### Exercise task
Print out the material that follows word for word.

'''

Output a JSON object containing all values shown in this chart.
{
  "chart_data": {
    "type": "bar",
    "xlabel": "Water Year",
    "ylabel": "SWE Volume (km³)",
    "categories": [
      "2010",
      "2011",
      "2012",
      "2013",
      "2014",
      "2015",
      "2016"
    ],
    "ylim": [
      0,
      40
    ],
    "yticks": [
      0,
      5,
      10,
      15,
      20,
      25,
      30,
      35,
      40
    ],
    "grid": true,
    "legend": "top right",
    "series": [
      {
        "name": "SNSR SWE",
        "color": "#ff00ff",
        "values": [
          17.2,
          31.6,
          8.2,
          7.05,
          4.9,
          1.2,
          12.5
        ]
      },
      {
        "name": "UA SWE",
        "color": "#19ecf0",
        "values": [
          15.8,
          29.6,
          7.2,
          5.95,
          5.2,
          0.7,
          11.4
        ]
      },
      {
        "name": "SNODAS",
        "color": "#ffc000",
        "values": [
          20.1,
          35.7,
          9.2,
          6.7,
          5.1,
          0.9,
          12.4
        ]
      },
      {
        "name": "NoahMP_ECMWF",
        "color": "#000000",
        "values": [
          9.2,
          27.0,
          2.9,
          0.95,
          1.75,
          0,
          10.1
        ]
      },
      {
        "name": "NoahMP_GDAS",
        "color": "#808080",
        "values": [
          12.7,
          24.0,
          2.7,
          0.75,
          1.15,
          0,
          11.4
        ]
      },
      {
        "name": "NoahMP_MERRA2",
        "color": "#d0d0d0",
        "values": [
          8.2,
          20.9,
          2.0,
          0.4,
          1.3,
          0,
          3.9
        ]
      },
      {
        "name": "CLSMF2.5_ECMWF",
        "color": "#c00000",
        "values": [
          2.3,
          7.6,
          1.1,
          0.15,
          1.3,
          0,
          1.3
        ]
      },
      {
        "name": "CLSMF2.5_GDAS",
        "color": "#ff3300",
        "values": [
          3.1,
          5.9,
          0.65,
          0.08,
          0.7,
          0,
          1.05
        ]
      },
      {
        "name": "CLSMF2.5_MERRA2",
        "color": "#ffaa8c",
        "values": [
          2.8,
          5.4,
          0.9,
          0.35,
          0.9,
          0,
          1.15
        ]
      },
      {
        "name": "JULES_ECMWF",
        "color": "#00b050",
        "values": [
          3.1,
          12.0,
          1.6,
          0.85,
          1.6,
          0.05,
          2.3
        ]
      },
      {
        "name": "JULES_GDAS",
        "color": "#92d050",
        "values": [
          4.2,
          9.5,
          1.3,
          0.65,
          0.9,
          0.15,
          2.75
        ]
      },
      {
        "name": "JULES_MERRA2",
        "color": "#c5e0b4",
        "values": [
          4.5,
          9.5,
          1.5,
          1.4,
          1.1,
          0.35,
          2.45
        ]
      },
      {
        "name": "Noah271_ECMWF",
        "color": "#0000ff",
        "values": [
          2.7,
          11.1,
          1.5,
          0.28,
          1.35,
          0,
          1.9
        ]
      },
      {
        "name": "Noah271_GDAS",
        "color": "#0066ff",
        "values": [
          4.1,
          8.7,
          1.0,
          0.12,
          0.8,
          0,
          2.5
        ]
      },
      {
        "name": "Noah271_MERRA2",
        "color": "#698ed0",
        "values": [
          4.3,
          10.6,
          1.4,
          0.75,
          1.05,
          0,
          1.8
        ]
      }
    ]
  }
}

'''

### Completed task
Output a JSON object containing all values shown in this chart.
{
  "chart_data": {
    "type": "bar",
    "xlabel": "Water Year",
    "ylabel": "SWE Volume (km³)",
    "categories": [
      "2010",
      "2011",
      "2012",
      "2013",
      "2014",
      "2015",
      "2016"
    ],
    "ylim": [
      0,
      40
    ],
    "yticks": [
      0,
      5,
      10,
      15,
      20,
      25,
      30,
      35,
      40
    ],
    "grid": true,
    "legend": "top right",
    "series": [
      {
        "name": "SNSR SWE",
        "color": "#ff00ff",
        "values": [
          17.2,
          31.6,
          8.2,
          7.05,
          4.9,
          1.2,
          12.5
        ]
      },
      {
        "name": "UA SWE",
        "color": "#19ecf0",
        "values": [
          15.8,
          29.6,
          7.2,
          5.95,
          5.2,
          0.7,
          11.4
        ]
      },
      {
        "name": "SNODAS",
        "color": "#ffc000",
        "values": [
          20.1,
          35.7,
          9.2,
          6.7,
          5.1,
          0.9,
          12.4
        ]
      },
      {
        "name": "NoahMP_ECMWF",
        "color": "#000000",
        "values": [
          9.2,
          27.0,
          2.9,
          0.95,
          1.75,
          0,
          10.1
        ]
      },
      {
        "name": "NoahMP_GDAS",
        "color": "#808080",
        "values": [
          12.7,
          24.0,
          2.7,
          0.75,
          1.15,
          0,
          11.4
        ]
      },
      {
        "name": "NoahMP_MERRA2",
        "color": "#d0d0d0",
        "values": [
          8.2,
          20.9,
          2.0,
          0.4,
          1.3,
          0,
          3.9
        ]
      },
      {
        "name": "CLSMF2.5_ECMWF",
        "color": "#c00000",
        "values": [
          2.3,
          7.6,
          1.1,
          0.15,
          1.3,
          0,
          1.3
        ]
      },
      {
        "name": "CLSMF2.5_GDAS",
        "color": "#ff3300",
        "values": [
          3.1,
          5.9,
          0.65,
          0.08,
          0.7,
          0,
          1.05
        ]
      },
      {
        "name": "CLSMF2.5_MERRA2",
        "color": "#ffaa8c",
        "values": [
          2.8,
          5.4,
          0.9,
          0.35,
          0.9,
          0,
          1.15
        ]
      },
      {
        "name": "JULES_ECMWF",
        "color": "#00b050",
        "values": [
          3.1,
          12.0,
          1.6,
          0.85,
          1.6,
          0.05,
          2.3
        ]
      },
      {
        "name": "JULES_GDAS",
        "color": "#92d050",
        "values": [
          4.2,
          9.5,
          1.3,
          0.65,
          0.9,
          0.15,
          2.75
        ]
      },
      {
        "name": "JULES_MERRA2",
        "color": "#c5e0b4",
        "values": [
          4.5,
          9.5,
          1.5,
          1.4,
          1.1,
          0.35,
          2.45
        ]
      },
      {
        "name": "Noah271_ECMWF",
        "color": "#0000ff",
        "values": [
          2.7,
          11.1,
          1.5,
          0.28,
          1.35,
          0,
          1.9
        ]
      },
      {
        "name": "Noah271_GDAS",
        "color": "#0066ff",
        "values": [
          4.1,
          8.7,
          1.0,
          0.12,
          0.8,
          0,
          2.5
        ]
      },
      {
        "name": "Noah271_MERRA2",
        "color": "#698ed0",
        "values": [
          4.3,
          10.6,
          1.4,
          0.75,
          1.05,
          0,
          1.8
        ]
      }
    ]
  }
}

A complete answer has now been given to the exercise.